Dataset items.
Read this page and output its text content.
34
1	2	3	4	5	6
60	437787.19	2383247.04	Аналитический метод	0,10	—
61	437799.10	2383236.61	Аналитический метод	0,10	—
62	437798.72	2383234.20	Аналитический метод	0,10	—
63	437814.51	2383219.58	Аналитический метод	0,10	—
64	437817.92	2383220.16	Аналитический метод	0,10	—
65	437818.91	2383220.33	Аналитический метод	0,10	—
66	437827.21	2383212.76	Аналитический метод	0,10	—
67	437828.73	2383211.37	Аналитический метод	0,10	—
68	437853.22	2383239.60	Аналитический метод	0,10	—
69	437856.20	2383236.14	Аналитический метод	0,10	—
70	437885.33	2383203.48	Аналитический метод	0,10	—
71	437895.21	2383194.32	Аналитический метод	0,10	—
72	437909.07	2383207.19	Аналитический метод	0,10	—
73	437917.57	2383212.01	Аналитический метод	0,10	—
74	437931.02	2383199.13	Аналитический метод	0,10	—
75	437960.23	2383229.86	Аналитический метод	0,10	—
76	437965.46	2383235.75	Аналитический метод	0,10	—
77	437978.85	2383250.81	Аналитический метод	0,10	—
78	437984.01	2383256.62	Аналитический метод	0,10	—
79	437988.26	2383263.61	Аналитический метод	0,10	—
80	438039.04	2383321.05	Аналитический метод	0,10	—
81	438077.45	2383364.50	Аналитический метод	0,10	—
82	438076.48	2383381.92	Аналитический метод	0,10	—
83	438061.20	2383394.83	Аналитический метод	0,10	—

EXERCISE AIM. Print every line of the records exactly. Omit nothing.

THE RESULT.
Read this page and output its text content.
34
1	2	3	4	5	6
60	437787.19	2383247.04	Аналитический метод	0,10	—
61	437799.10	2383236.61	Аналитический метод	0,10	—
62	437798.72	2383234.20	Аналитический метод	0,10	—
63	437814.51	2383219.58	Аналитический метод	0,10	—
64	437817.92	2383220.16	Аналитический метод	0,10	—
65	437818.91	2383220.33	Аналитический метод	0,10	—
66	437827.21	2383212.76	Аналитический метод	0,10	—
67	437828.73	2383211.37	Аналитический метод	0,10	—
68	437853.22	2383239.60	Аналитический метод	0,10	—
69	437856.20	2383236.14	Аналитический метод	0,10	—
70	437885.33	2383203.48	Аналитический метод	0,10	—
71	437895.21	2383194.32	Аналитический метод	0,10	—
72	437909.07	2383207.19	Аналитический метод	0,10	—
73	437917.57	2383212.01	Аналитический метод	0,10	—
74	437931.02	2383199.13	Аналитический метод	0,10	—
75	437960.23	2383229.86	Аналитический метод	0,10	—
76	437965.46	2383235.75	Аналитический метод	0,10	—
77	437978.85	2383250.81	Аналитический метод	0,10	—
78	437984.01	2383256.62	Аналитический метод	0,10	—
79	437988.26	2383263.61	Аналитический метод	0,10	—
80	438039.04	2383321.05	Аналитический метод	0,10	—
81	438077.45	2383364.50	Аналитический метод	0,10	—
82	438076.48	2383381.92	Аналитический метод	0,10	—
83	438061.20	2383394.83	Аналитический метод	0,10	—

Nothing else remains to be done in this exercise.